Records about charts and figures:

===

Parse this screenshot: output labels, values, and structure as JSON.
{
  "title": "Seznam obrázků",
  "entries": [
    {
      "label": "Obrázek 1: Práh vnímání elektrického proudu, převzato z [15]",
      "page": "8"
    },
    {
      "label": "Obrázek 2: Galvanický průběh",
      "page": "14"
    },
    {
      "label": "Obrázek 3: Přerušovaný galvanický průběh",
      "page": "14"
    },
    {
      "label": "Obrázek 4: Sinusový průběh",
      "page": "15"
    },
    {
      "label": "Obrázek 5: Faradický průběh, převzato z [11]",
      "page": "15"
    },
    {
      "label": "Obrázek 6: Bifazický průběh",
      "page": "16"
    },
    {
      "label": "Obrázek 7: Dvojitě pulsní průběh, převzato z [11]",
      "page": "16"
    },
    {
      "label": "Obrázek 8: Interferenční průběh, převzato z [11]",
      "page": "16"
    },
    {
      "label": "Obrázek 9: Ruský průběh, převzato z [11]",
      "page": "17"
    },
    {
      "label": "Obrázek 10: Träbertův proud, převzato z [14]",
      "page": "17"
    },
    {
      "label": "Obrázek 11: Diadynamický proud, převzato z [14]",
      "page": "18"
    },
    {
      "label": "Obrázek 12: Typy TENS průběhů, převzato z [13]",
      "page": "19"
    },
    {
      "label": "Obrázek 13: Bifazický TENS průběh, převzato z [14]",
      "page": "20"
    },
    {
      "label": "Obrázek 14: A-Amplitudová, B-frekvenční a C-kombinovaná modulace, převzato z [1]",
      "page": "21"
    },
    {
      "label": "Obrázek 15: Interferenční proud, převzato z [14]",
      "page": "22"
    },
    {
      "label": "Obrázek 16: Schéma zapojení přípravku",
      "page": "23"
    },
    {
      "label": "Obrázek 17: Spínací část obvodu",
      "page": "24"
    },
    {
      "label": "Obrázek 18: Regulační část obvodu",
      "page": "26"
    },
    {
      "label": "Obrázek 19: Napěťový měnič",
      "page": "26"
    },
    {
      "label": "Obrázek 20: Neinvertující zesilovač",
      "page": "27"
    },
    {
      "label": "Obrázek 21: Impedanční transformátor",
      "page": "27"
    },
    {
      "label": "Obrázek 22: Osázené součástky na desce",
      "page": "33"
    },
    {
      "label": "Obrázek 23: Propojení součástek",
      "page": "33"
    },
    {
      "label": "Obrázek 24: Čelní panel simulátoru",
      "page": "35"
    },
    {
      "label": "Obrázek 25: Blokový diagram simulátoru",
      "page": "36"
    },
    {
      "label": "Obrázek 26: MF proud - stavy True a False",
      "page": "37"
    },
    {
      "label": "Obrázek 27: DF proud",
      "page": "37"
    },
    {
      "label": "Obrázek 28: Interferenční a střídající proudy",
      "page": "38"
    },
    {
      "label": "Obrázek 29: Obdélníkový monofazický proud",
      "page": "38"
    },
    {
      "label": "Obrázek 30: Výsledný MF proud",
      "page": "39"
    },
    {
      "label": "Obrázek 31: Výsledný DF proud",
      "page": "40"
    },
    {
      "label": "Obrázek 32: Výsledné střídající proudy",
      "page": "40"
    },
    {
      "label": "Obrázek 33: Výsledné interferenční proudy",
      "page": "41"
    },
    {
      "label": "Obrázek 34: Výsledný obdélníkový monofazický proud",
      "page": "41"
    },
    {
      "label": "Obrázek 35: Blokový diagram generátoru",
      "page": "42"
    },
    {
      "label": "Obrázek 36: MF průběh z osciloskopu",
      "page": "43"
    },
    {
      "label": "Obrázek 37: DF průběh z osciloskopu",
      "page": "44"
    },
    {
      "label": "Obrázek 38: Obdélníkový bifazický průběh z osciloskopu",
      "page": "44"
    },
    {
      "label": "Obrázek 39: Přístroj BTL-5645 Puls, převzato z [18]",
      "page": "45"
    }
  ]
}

===

Given task
Identify the lines of the data that contain the word "Výsledné". Copy each of them.

Solution to this task
      "label": "Obrázek 32: Výsledné střídající proudy",
      "label": "Obrázek 33: Výsledné interferenční proudy",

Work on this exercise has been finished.